# Your goal
The records below are made of lines; count those holding the word "content" and give the number only.

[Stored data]
● ● ● ●

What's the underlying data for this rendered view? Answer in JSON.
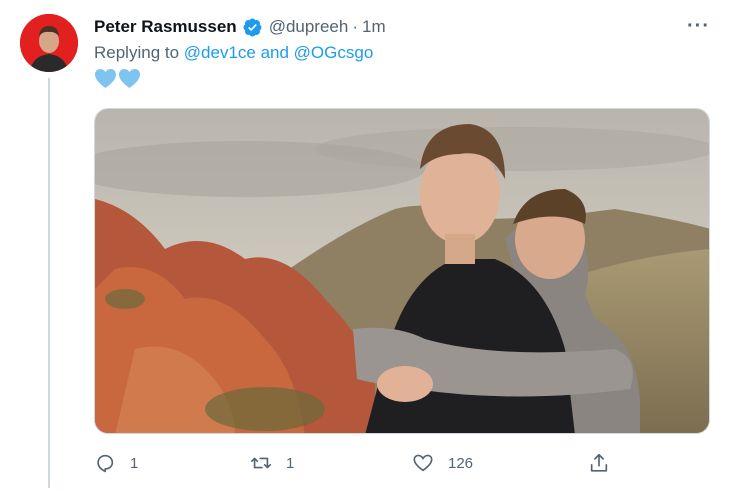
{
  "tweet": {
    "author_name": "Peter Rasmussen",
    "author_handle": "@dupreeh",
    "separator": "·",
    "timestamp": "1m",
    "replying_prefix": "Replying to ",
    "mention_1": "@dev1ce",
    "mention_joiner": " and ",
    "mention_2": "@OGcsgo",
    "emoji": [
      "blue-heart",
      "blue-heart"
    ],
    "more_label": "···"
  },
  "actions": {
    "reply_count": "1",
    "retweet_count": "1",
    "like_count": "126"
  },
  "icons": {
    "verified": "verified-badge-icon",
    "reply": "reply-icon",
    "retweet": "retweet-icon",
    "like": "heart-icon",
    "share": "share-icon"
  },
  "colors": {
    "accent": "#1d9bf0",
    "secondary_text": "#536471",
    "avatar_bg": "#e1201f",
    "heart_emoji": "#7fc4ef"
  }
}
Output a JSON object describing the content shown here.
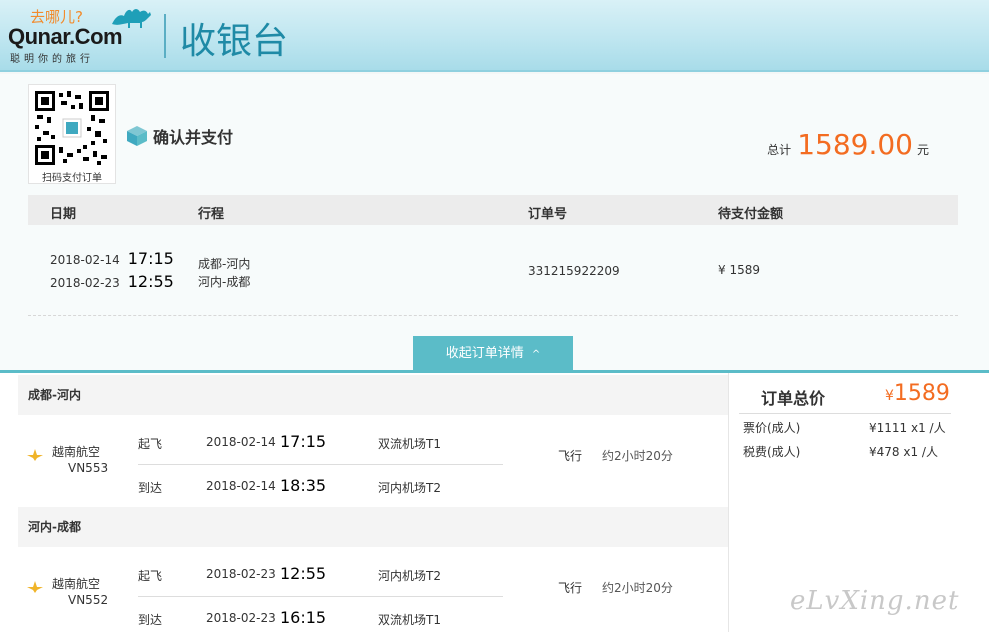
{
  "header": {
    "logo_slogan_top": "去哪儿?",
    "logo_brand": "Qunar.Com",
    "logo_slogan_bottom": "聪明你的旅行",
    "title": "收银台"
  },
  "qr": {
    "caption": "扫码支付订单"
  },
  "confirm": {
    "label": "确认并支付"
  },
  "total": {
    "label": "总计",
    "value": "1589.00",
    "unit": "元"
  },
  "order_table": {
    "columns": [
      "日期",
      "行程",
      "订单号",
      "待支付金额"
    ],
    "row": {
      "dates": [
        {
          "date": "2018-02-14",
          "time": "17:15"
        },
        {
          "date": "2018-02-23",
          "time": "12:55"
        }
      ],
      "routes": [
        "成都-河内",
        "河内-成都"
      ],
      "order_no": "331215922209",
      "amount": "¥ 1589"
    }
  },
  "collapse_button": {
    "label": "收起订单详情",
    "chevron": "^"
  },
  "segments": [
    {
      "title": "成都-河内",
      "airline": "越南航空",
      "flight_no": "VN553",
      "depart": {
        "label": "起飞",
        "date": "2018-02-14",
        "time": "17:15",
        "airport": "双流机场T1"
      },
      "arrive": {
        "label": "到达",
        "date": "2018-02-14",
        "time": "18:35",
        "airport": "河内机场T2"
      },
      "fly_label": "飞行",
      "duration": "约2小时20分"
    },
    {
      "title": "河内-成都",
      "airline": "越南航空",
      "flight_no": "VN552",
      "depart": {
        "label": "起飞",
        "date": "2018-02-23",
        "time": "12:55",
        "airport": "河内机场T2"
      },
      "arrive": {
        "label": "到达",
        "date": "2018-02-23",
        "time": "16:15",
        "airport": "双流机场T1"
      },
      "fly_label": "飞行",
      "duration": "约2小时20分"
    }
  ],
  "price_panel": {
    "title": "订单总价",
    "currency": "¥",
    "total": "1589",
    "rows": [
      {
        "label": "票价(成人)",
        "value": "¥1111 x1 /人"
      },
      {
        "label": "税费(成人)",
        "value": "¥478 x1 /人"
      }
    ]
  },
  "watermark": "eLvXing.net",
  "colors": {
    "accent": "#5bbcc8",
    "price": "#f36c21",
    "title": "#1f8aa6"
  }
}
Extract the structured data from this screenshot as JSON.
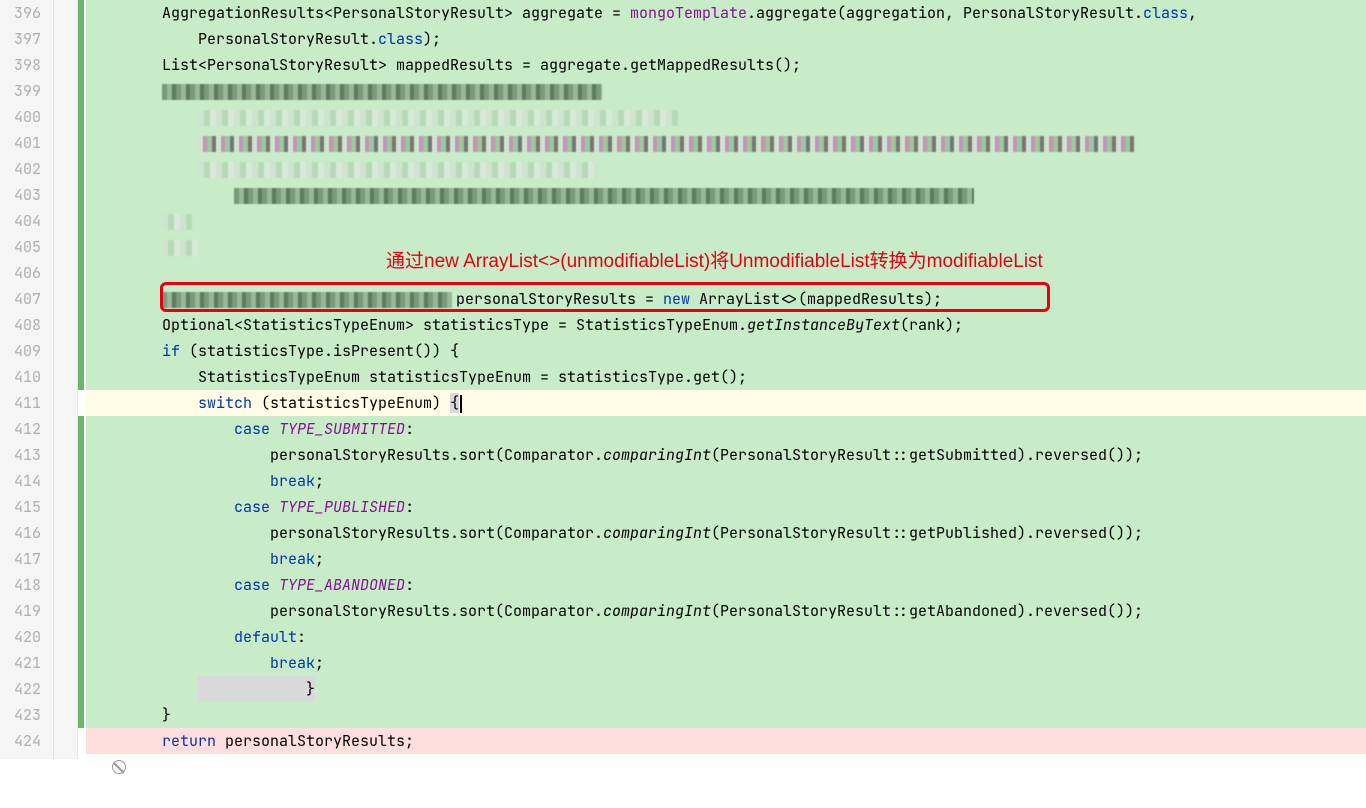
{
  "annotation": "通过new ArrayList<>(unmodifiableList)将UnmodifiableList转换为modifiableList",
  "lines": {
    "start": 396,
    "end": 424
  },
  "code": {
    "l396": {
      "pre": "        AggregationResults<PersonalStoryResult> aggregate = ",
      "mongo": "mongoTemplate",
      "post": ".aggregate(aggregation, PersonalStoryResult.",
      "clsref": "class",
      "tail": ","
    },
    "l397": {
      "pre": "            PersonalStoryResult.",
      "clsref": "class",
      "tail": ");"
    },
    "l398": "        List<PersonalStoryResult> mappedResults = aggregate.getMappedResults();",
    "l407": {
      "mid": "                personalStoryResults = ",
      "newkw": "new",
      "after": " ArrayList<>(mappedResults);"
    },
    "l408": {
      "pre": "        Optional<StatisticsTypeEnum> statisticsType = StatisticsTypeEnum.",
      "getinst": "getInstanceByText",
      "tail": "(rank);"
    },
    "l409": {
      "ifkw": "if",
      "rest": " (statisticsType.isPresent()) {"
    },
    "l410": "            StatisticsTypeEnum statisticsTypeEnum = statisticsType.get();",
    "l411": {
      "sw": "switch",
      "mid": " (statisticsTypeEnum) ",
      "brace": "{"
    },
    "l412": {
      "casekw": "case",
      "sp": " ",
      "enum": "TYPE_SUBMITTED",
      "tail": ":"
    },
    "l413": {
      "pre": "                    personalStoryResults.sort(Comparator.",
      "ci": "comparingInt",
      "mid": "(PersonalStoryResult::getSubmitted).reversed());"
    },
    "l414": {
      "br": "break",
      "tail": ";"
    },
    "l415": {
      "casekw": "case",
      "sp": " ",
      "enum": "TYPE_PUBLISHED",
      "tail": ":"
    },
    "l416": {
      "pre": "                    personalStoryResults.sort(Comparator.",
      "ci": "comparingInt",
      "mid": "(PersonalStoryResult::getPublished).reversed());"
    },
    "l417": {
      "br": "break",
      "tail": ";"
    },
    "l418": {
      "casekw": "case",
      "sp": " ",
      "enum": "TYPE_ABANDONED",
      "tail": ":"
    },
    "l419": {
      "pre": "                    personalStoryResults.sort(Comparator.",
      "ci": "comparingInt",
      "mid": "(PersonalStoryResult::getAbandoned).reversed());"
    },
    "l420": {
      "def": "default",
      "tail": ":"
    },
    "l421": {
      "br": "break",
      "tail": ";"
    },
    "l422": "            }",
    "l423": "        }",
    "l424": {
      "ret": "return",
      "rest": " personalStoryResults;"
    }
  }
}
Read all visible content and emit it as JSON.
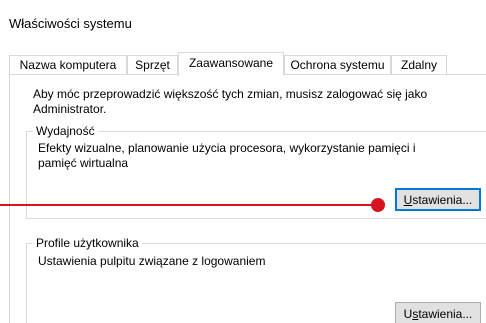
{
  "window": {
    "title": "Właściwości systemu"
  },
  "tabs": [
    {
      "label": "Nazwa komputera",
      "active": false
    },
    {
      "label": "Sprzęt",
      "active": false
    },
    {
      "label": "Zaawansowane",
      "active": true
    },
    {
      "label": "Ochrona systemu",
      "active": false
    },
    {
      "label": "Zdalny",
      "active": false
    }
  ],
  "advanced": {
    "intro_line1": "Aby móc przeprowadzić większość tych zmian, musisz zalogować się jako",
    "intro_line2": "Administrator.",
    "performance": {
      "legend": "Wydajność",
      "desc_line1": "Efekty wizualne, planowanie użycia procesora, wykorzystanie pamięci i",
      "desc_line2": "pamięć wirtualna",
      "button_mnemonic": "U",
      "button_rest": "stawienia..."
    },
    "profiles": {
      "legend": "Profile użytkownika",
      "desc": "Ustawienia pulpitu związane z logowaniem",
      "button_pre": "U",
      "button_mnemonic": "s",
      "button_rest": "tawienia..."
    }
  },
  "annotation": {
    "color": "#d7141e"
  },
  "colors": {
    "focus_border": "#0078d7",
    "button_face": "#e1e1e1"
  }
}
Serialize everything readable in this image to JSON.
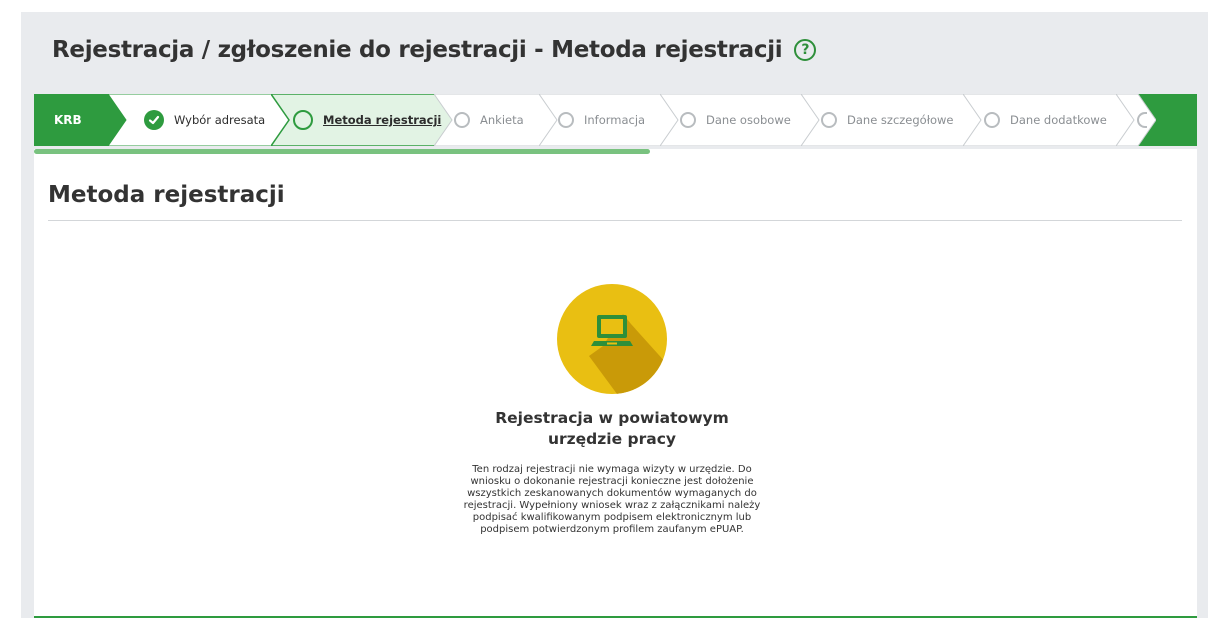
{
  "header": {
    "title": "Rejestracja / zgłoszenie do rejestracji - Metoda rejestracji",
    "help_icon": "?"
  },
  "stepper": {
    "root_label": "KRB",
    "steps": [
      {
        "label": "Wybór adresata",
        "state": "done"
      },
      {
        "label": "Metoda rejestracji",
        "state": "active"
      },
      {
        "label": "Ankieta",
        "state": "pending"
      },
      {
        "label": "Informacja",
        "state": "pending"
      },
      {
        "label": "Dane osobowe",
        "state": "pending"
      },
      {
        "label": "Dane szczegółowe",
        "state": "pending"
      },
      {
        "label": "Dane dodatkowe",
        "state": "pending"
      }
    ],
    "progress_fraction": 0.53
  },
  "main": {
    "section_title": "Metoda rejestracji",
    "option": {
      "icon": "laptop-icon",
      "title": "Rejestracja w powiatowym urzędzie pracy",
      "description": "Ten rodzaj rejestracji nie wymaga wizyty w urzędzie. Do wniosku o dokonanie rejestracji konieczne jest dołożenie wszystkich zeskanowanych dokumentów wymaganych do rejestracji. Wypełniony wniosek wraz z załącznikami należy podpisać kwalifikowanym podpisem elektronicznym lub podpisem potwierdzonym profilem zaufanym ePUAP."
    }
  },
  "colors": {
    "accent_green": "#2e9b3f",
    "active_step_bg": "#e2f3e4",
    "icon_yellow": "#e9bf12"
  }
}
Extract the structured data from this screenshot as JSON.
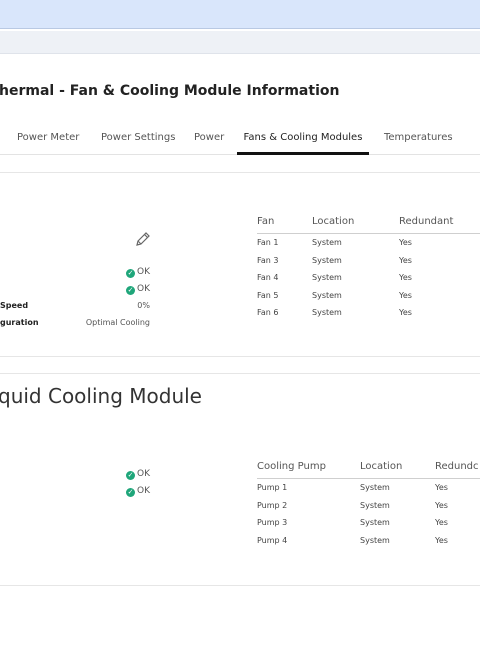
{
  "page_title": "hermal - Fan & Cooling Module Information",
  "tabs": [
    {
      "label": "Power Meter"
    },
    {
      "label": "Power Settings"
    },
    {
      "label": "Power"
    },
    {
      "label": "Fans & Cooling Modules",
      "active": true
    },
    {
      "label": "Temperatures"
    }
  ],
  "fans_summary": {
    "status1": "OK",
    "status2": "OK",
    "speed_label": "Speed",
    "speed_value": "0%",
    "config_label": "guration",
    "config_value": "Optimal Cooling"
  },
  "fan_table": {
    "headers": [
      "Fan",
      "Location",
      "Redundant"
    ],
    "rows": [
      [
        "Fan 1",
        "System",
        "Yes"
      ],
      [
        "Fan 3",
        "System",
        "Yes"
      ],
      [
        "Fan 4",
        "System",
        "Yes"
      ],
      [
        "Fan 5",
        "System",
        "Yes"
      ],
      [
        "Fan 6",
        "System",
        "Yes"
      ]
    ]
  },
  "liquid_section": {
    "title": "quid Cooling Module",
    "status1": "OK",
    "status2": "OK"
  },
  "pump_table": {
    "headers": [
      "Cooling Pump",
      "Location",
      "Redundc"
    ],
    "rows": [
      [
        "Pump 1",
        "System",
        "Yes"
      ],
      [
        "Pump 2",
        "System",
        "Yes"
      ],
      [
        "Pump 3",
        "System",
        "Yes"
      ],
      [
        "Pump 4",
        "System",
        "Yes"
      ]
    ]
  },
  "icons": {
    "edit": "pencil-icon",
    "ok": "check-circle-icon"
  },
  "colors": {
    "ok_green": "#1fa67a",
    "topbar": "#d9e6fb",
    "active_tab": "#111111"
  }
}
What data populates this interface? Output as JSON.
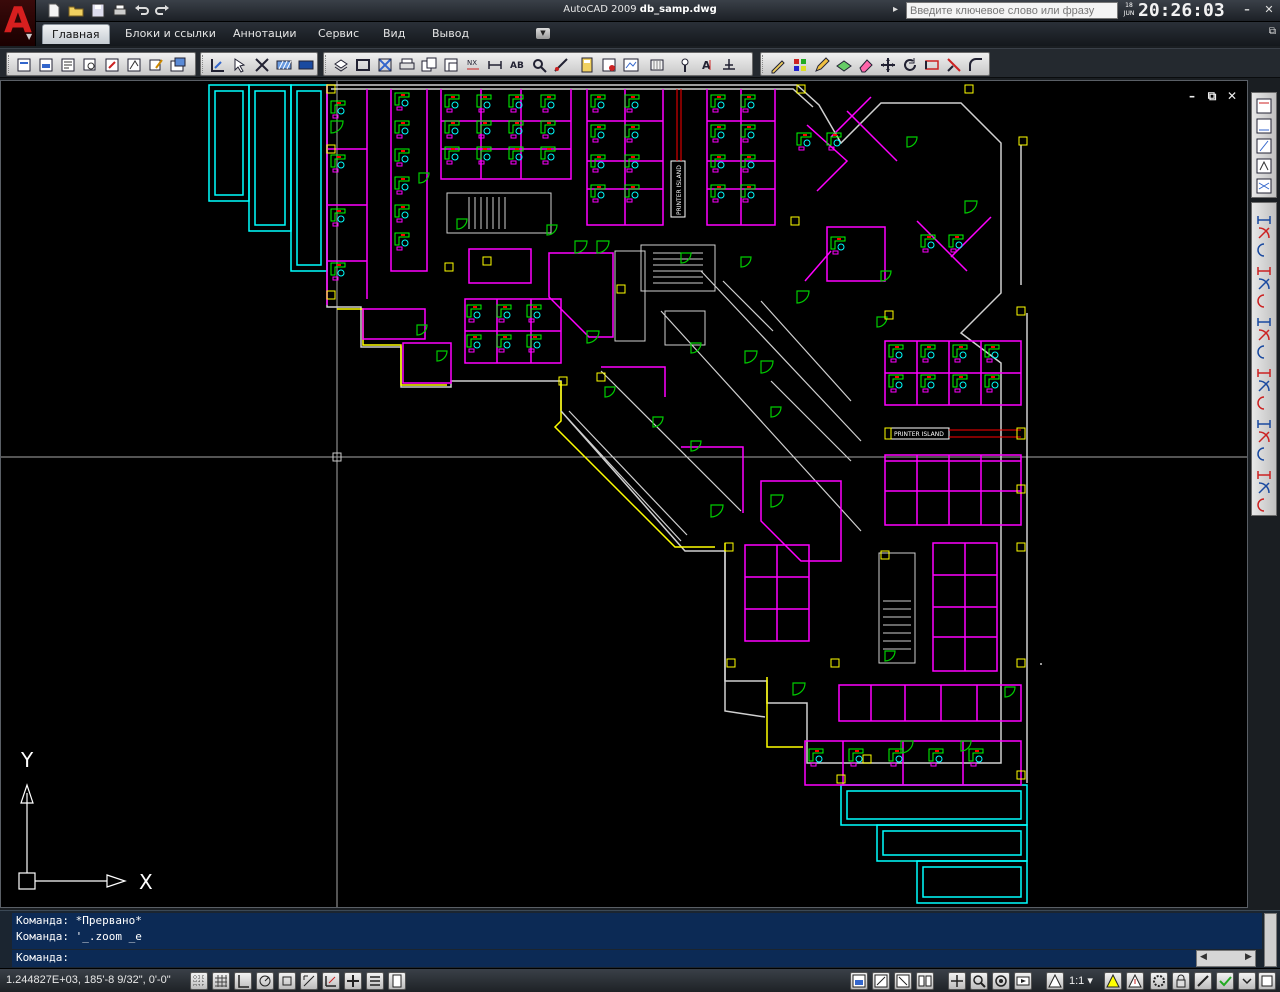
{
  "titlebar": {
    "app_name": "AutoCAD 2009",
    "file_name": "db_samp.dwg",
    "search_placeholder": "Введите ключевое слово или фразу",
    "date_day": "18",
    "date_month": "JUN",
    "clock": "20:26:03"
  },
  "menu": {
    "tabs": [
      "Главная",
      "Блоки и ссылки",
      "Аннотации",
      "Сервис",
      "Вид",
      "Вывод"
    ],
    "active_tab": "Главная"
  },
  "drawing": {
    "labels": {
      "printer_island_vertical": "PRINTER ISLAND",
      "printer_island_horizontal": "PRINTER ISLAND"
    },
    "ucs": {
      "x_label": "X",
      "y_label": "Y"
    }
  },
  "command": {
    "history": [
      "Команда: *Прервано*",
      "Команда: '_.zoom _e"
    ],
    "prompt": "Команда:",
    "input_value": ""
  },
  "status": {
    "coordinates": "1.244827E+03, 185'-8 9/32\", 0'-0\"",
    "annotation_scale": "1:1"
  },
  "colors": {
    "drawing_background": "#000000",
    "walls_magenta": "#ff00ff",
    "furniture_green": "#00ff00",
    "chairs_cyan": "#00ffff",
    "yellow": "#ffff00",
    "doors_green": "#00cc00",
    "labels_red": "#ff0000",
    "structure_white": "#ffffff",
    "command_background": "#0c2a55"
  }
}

● ● ● ●

# Output
2